Stored items from a collection

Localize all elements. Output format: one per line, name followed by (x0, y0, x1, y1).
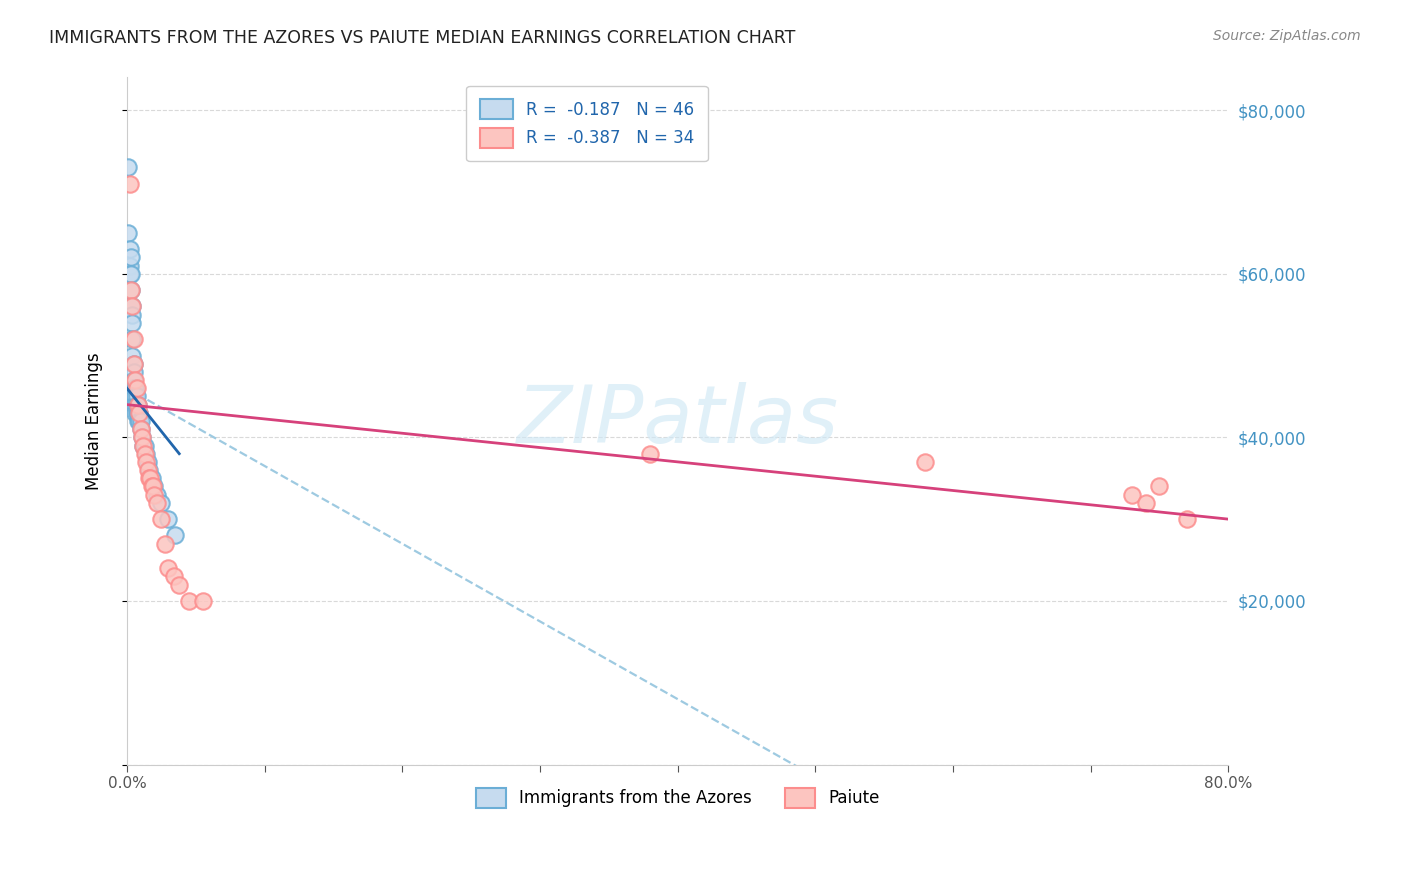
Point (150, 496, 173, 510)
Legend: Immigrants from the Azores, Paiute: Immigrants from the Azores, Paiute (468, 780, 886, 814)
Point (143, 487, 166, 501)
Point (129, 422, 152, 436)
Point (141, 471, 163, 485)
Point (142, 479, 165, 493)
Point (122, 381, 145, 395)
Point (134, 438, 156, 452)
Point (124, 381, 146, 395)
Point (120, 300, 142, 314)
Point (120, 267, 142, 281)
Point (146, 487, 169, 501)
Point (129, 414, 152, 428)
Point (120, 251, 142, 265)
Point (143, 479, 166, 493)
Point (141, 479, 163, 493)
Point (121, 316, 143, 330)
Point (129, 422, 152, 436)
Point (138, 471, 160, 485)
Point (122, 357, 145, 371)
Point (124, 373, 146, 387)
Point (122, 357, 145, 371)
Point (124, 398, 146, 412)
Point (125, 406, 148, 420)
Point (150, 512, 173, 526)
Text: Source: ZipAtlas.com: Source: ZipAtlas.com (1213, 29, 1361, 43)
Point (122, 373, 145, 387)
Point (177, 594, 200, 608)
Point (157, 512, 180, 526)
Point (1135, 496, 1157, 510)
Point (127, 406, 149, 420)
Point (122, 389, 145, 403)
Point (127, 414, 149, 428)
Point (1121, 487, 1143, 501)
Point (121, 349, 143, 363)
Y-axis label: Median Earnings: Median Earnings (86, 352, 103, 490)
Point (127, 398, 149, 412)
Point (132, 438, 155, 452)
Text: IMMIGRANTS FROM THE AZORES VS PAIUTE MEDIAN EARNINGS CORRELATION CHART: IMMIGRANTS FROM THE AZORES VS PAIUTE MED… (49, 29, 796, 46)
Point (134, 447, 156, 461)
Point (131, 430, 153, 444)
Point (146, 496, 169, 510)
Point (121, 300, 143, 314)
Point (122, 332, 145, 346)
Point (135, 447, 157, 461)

◆ **CHALLENGE**
Rewrite the listing from the line with "Point (150, 496, 173, 510)" up to and including the line with "Point (146, 487, 169, 501)", replacing "Legend" with "Key" and leaving all else unchanged.

◆ **SOLUTION TO THIS PROBLEM**
Point (150, 496, 173, 510)
Key: Immigrants from the Azores, Paiute: Immigrants from the Azores, Paiute (468, 780, 886, 814)
Point (143, 487, 166, 501)
Point (129, 422, 152, 436)
Point (141, 471, 163, 485)
Point (142, 479, 165, 493)
Point (122, 381, 145, 395)
Point (134, 438, 156, 452)
Point (124, 381, 146, 395)
Point (120, 300, 142, 314)
Point (120, 267, 142, 281)
Point (146, 487, 169, 501)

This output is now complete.